State the count of lines below featuring the word "medicine", and write nothing further.

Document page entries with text

***

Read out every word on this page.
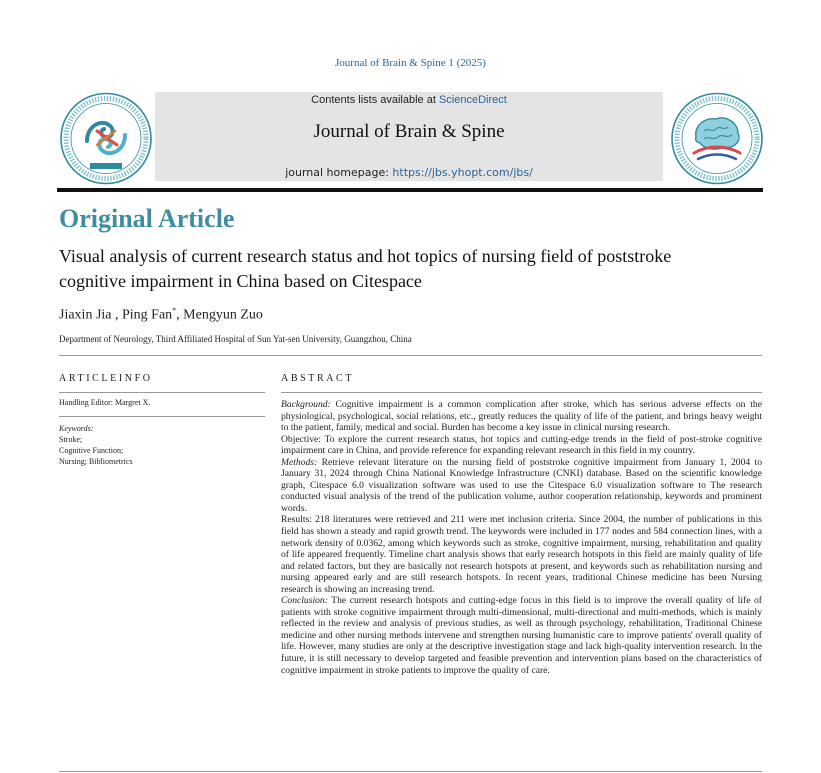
Journal of Brain & Spine 1 (2025)
Contents lists available at ScienceDirect
Journal of Brain & Spine
journal homepage: https://jbs.yhopt.com/jbs/
Original Article
Visual analysis of current research status and hot topics of nursing field of poststroke cognitive impairment in China based on Citespace
Jiaxin Jia , Ping Fan*, Mengyun Zuo
Department of Neurology, Third Affiliated Hospital of Sun Yat-sen University, Guangzhou, China
ARTICLEINFO	ABSTRACT
Handling Editor: Margret X.
Keywords:
Stroke;
Cognitive Function;
Nursing; Bibliometrics

Background: Cognitive impairment is a common complication after stroke, which has serious adverse effects on the physiological, psychological, social relations, etc., greatly reduces the quality of life of the patient, and brings heavy weight to the patient, family, medical and social. Burden has become a key issue in clinical nursing research.

Objective: To explore the current research status, hot topics and cutting-edge trends in the field of post-stroke cognitive impairment care in China, and provide reference for expanding relevant research in this field in my country.

Methods: Retrieve relevant literature on the nursing field of poststroke cognitive impairment from January 1, 2004 to January 31, 2024 through China National Knowledge Infrastructure (CNKI) database. Based on the scientific knowledge graph, Citespace 6.0 visualization software was used to use the Citespace 6.0 visualization software to The research conducted visual analysis of the trend of the publication volume, author cooperation relationship, keywords and prominent words.

Results: 218 literatures were retrieved and 211 were met inclusion criteria. Since 2004, the number of publications in this field has shown a steady and rapid growth trend. The keywords were included in 177 nodes and 584 connection lines, with a network density of 0.0362, among which keywords such as stroke, cognitive impairment, nursing, rehabilitation and quality of life appeared frequently. Timeline chart analysis shows that early research hotspots in this field are mainly quality of life and related factors, but they are basically not research hotspots at present, and keywords such as rehabilitation nursing and nursing appeared early and are still research hotspots. In recent years, traditional Chinese medicine has been Nursing research is showing an increasing trend.

Conclusion: The current research hotspots and cutting-edge focus in this field is to improve the overall quality of life of patients with stroke cognitive impairment through multi-dimensional, multi-directional and multi-methods, which is mainly reflected in the review and analysis of previous studies, as well as through psychology, rehabilitation, Traditional Chinese medicine and other nursing methods intervene and strengthen nursing humanistic care to improve patients' overall quality of life. However, many studies are only at the descriptive investigation stage and lack high-quality intervention research. In the future, it is still necessary to develop targeted and feasible prevention and intervention plans based on the characteristics of cognitive impairment in stroke patients to improve the quality of care.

***

* _RESULT FOR THIS TASK_
2